-- Stated exercise --
State how many lines in the listing below include the word "College". Give nothing but the number.

-- Data for this task --
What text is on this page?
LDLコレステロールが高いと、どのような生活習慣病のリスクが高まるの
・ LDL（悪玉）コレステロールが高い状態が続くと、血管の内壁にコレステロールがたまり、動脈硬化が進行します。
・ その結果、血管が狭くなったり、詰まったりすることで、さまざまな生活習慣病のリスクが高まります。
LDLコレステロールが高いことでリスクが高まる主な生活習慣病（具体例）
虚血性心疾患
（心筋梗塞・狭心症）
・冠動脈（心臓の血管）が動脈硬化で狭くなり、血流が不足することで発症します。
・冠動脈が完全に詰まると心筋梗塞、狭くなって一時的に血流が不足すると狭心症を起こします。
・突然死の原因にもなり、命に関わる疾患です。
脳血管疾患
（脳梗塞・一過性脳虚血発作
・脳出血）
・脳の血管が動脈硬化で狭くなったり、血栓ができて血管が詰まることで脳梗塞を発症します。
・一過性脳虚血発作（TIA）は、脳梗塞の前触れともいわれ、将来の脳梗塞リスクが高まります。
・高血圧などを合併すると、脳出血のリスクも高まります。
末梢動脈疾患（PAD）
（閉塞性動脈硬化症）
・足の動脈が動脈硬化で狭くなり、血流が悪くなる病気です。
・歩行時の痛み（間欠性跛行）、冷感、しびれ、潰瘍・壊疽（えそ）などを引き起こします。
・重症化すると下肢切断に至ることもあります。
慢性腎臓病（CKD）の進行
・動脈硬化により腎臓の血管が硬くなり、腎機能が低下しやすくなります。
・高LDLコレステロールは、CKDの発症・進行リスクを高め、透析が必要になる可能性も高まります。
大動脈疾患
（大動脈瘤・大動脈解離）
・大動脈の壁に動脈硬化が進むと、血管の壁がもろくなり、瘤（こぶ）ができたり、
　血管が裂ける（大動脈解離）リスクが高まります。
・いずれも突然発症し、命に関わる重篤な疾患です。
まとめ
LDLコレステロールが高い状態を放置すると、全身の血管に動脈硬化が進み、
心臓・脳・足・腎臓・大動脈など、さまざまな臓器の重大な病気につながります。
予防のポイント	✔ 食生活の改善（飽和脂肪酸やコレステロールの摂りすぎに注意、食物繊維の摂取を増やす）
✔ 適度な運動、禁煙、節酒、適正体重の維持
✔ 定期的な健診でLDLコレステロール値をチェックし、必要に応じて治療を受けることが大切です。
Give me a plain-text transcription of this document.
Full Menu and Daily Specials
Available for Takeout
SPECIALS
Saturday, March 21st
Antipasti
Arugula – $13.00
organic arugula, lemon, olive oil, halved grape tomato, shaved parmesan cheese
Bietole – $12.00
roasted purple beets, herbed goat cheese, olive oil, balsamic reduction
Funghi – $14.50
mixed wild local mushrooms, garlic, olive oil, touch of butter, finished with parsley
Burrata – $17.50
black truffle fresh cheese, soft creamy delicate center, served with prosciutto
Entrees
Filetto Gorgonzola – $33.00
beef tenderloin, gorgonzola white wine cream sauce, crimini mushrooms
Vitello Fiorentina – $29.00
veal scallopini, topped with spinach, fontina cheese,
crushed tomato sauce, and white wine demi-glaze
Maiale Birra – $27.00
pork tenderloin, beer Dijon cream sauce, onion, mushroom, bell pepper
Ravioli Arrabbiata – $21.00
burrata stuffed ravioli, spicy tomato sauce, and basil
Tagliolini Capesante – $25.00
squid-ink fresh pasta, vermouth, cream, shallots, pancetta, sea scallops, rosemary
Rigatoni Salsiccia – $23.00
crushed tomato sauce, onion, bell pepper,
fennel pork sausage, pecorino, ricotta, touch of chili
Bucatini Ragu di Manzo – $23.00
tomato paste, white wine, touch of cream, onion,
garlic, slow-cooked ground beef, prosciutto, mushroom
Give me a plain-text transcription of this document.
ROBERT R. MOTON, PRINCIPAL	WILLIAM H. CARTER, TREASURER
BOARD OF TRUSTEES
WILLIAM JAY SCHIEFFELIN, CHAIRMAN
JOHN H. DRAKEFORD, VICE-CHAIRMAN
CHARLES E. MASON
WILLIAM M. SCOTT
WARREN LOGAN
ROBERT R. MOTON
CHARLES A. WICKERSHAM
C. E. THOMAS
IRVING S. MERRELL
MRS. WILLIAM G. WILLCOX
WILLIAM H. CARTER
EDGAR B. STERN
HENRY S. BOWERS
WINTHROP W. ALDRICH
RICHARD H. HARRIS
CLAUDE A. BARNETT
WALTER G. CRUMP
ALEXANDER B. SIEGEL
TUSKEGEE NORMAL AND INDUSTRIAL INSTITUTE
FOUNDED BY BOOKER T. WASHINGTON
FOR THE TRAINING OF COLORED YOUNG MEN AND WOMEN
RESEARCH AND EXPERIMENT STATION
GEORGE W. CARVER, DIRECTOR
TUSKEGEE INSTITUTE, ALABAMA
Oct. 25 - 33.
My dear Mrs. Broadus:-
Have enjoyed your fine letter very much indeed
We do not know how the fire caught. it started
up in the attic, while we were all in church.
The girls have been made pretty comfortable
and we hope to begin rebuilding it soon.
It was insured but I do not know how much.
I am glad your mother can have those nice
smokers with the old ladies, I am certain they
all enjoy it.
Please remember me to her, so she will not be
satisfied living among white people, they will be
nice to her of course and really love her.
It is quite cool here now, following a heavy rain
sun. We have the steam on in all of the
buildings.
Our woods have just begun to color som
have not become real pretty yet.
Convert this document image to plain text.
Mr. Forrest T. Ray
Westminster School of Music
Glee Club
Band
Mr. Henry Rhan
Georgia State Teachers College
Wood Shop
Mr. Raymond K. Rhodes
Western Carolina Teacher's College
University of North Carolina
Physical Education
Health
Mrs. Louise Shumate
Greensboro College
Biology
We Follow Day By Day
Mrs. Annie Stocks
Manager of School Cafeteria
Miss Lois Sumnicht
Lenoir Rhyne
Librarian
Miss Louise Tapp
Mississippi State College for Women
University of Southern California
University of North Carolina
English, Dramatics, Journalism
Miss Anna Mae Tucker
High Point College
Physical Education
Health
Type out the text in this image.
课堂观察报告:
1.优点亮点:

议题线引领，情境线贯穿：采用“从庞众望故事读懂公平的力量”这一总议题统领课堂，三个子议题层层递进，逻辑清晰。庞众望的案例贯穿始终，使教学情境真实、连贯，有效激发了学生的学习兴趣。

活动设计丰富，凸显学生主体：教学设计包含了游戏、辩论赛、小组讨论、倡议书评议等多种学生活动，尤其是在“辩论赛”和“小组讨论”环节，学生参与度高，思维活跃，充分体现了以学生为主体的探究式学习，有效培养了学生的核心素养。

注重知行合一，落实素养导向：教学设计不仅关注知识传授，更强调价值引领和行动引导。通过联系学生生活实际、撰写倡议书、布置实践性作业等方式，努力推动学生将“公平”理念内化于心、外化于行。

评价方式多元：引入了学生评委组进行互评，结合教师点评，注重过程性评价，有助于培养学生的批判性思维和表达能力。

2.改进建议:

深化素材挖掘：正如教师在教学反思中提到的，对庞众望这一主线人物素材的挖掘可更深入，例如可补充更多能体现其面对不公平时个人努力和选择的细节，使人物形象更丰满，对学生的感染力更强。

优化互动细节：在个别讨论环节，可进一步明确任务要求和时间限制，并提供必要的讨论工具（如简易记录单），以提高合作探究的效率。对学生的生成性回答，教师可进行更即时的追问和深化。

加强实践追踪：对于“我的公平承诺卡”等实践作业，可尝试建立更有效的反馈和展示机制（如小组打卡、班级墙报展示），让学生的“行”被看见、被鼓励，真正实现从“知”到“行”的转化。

-- Solution below --
5